▸ **Exercise**
Rewrite the lines from the one containing "Identify all the" down to the one containing "y-tick-label: 0.50- (371, 354, 407, 368)", both included, replacing "legend-label" with "legend-text" and leaving everything else unchanged.

▸ **Task data**
◆ ◆ ◆ ◆ ◆

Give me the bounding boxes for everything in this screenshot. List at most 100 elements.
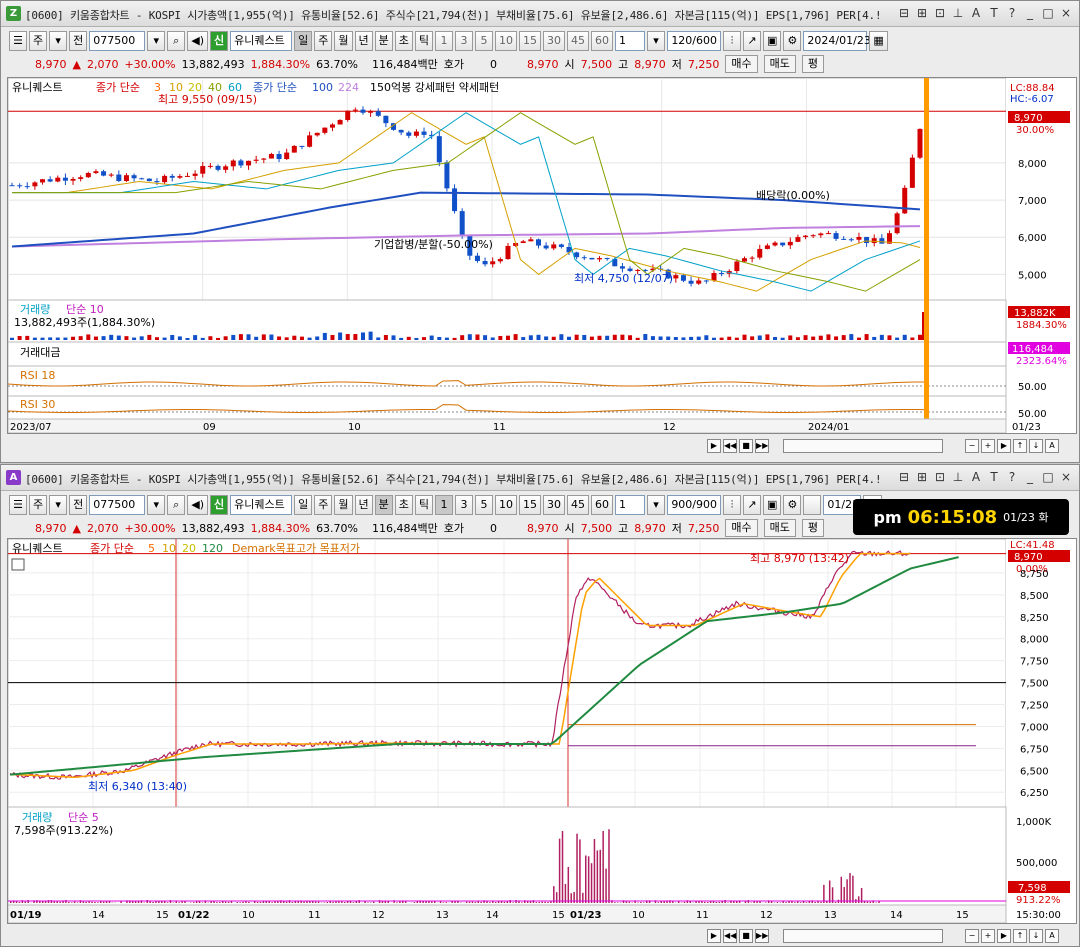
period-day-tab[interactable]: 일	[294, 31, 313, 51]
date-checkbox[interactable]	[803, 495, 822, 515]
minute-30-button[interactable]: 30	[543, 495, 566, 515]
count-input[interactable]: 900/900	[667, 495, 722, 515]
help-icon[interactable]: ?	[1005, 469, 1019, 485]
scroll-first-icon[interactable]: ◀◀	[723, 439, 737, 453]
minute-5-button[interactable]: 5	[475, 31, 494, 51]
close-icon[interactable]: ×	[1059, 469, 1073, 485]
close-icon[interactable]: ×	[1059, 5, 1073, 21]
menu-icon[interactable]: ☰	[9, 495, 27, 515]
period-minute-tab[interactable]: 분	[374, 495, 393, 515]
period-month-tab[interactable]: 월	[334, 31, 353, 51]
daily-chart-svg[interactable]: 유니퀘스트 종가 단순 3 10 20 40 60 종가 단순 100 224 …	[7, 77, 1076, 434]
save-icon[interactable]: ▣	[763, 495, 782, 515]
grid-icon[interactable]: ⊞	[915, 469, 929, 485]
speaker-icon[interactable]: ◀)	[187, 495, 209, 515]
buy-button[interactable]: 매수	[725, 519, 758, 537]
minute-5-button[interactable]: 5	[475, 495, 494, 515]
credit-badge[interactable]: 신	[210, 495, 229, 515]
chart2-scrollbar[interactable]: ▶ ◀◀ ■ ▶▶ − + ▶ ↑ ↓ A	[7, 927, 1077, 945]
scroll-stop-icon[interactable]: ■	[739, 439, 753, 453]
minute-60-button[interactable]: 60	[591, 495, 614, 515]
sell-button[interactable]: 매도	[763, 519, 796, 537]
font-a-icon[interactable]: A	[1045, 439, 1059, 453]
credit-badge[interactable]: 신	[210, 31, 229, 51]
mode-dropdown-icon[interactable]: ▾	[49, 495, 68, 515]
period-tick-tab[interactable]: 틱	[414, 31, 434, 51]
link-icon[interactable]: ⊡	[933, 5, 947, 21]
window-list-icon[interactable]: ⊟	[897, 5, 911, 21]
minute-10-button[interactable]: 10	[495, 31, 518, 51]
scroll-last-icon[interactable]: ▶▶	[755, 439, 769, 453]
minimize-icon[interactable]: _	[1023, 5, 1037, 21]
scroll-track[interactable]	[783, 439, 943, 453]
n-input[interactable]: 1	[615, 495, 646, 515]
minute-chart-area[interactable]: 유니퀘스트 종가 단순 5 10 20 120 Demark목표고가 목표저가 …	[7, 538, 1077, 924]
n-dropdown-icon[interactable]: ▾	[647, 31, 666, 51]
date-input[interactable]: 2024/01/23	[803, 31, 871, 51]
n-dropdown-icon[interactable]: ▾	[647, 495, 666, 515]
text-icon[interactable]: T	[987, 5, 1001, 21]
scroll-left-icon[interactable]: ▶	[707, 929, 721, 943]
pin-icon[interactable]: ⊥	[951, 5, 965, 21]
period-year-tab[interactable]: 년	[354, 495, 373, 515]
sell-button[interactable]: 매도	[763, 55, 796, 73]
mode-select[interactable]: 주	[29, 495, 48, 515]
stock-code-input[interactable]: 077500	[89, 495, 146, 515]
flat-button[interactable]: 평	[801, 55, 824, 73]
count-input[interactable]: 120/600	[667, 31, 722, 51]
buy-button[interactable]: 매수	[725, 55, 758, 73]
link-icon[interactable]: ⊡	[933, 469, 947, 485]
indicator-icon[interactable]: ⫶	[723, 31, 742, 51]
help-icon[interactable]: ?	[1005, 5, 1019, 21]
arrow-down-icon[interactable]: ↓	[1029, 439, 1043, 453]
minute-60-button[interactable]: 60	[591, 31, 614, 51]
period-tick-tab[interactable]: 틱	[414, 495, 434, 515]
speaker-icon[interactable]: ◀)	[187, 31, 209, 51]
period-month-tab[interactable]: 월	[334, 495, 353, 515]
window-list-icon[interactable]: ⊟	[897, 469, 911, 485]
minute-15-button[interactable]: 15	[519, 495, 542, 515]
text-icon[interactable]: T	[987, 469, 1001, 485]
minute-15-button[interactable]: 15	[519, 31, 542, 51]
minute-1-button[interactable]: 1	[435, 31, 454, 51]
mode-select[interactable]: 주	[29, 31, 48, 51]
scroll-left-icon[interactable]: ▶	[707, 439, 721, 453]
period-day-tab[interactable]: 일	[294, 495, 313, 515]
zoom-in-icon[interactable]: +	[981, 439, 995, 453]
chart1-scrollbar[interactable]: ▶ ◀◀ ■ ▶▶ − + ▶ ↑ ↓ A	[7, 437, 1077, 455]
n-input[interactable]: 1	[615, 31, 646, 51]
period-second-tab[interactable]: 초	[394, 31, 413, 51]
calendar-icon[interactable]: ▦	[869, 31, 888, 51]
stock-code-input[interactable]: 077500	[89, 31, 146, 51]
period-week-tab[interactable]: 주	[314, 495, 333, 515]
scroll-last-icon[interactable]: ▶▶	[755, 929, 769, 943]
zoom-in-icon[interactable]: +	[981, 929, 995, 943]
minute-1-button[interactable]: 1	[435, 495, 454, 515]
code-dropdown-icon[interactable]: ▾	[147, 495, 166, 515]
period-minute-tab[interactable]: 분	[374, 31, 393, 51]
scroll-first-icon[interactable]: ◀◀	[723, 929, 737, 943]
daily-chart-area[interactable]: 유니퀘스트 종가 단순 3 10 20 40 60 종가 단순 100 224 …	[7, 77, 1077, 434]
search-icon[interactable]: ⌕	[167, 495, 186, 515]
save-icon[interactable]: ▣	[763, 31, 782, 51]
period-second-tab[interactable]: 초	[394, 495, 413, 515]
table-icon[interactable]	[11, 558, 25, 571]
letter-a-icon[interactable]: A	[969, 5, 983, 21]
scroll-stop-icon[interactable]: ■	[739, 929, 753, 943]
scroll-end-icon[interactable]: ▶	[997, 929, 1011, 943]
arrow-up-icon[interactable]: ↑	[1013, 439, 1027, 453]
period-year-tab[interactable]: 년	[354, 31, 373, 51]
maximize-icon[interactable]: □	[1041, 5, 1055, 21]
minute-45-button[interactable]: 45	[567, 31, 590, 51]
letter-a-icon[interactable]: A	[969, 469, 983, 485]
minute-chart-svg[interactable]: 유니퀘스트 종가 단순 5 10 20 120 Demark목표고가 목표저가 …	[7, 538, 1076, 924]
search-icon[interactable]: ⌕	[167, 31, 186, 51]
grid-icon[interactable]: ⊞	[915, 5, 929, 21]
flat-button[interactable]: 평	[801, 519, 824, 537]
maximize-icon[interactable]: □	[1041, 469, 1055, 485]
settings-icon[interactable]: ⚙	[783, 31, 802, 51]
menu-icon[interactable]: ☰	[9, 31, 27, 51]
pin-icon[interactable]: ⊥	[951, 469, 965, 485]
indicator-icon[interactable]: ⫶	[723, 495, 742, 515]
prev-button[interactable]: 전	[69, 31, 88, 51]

◆ ◆ ◆ ◆ ◆

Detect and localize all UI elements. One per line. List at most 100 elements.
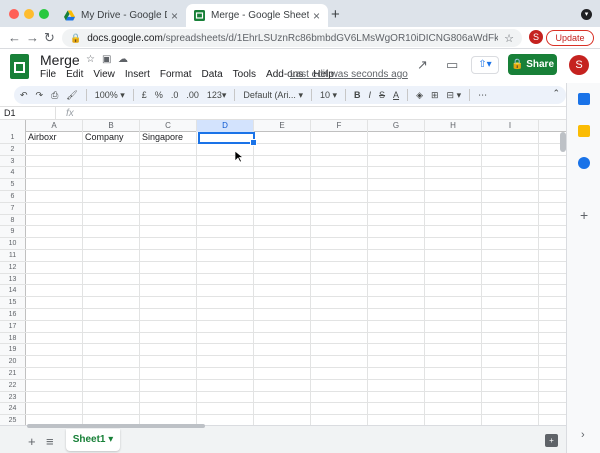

◆ ◆ ◆ ◆ ◆

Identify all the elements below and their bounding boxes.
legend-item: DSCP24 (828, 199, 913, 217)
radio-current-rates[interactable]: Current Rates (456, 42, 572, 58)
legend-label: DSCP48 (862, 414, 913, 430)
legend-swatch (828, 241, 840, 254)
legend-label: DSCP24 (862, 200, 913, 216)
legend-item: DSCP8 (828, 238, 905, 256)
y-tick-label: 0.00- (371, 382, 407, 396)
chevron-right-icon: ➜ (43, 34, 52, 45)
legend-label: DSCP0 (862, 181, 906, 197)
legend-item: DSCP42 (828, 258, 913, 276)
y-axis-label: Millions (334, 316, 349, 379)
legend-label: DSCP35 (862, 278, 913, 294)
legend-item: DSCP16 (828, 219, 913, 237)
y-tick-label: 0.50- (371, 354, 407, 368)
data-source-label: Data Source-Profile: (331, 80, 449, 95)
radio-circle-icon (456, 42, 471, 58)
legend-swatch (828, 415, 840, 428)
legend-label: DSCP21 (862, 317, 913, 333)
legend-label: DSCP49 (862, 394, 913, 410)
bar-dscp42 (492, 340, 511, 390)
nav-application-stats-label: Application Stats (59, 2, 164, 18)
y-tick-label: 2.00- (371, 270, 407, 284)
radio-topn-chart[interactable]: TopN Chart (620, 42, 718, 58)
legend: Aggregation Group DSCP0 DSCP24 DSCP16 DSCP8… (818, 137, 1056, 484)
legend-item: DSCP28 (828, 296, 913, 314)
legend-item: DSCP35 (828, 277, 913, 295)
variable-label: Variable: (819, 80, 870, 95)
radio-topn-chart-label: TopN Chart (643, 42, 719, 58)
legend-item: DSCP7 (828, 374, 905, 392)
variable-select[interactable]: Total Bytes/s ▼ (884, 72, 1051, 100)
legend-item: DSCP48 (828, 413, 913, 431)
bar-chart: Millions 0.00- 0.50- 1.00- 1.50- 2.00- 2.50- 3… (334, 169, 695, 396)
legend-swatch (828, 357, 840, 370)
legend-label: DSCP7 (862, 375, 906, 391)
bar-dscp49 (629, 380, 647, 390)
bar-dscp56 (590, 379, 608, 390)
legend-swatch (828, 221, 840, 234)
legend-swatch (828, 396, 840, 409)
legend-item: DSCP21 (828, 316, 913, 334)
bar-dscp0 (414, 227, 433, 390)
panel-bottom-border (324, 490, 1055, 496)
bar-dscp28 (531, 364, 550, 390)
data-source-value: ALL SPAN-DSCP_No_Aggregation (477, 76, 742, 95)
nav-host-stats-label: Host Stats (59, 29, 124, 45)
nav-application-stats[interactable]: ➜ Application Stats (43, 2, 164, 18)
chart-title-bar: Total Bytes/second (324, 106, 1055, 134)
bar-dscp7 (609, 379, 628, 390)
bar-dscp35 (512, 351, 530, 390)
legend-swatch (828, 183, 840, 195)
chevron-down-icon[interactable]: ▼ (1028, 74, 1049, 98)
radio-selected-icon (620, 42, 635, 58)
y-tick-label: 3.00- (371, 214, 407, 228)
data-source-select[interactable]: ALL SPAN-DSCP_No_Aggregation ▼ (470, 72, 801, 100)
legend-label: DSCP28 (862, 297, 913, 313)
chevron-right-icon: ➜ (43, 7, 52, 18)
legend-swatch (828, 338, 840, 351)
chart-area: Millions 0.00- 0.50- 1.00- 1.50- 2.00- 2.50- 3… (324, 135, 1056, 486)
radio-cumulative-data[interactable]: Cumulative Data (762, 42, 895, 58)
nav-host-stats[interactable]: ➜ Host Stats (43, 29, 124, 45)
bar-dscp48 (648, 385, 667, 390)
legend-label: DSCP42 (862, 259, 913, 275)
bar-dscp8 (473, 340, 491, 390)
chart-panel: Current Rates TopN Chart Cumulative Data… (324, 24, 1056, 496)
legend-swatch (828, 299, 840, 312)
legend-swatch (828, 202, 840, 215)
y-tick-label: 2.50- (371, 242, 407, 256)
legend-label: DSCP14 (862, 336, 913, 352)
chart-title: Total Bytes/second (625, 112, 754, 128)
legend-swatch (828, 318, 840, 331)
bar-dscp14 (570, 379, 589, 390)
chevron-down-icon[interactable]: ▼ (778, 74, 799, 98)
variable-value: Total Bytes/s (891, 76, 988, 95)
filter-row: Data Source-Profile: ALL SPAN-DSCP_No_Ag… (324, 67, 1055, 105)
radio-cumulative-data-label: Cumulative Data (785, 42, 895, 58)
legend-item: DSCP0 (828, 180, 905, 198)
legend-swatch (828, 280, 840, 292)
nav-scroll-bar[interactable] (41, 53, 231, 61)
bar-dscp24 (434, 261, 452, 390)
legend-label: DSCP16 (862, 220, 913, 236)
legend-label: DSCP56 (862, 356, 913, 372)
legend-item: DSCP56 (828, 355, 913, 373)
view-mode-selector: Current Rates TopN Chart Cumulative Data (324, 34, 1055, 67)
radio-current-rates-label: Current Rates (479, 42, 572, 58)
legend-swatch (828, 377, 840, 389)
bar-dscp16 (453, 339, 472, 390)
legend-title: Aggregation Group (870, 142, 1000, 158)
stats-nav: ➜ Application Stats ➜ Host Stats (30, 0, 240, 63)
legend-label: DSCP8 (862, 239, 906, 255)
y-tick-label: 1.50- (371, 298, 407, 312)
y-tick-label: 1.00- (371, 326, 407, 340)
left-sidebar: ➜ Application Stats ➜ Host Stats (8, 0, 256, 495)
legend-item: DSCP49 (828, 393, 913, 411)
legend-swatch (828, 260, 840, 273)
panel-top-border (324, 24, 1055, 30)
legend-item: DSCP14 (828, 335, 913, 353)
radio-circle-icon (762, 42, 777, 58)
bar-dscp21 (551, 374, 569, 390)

◆ ◆ ◆ ◆ ◆

▸ **Answer**
Identify all the elements below and their bounding boxes.
legend-item: DSCP24 (828, 199, 913, 217)
radio-current-rates[interactable]: Current Rates (456, 42, 572, 58)
legend-text: DSCP48 (862, 414, 913, 430)
legend-swatch (828, 241, 840, 254)
legend-text: DSCP24 (862, 200, 913, 216)
legend-item: DSCP8 (828, 238, 905, 256)
y-tick-label: 0.00- (371, 382, 407, 396)
chevron-right-icon: ➜ (43, 34, 52, 45)
legend-text: DSCP0 (862, 181, 906, 197)
legend-item: DSCP42 (828, 258, 913, 276)
y-axis-label: Millions (334, 316, 349, 379)
legend-text: DSCP35 (862, 278, 913, 294)
legend-item: DSCP16 (828, 219, 913, 237)
y-tick-label: 0.50- (371, 354, 407, 368)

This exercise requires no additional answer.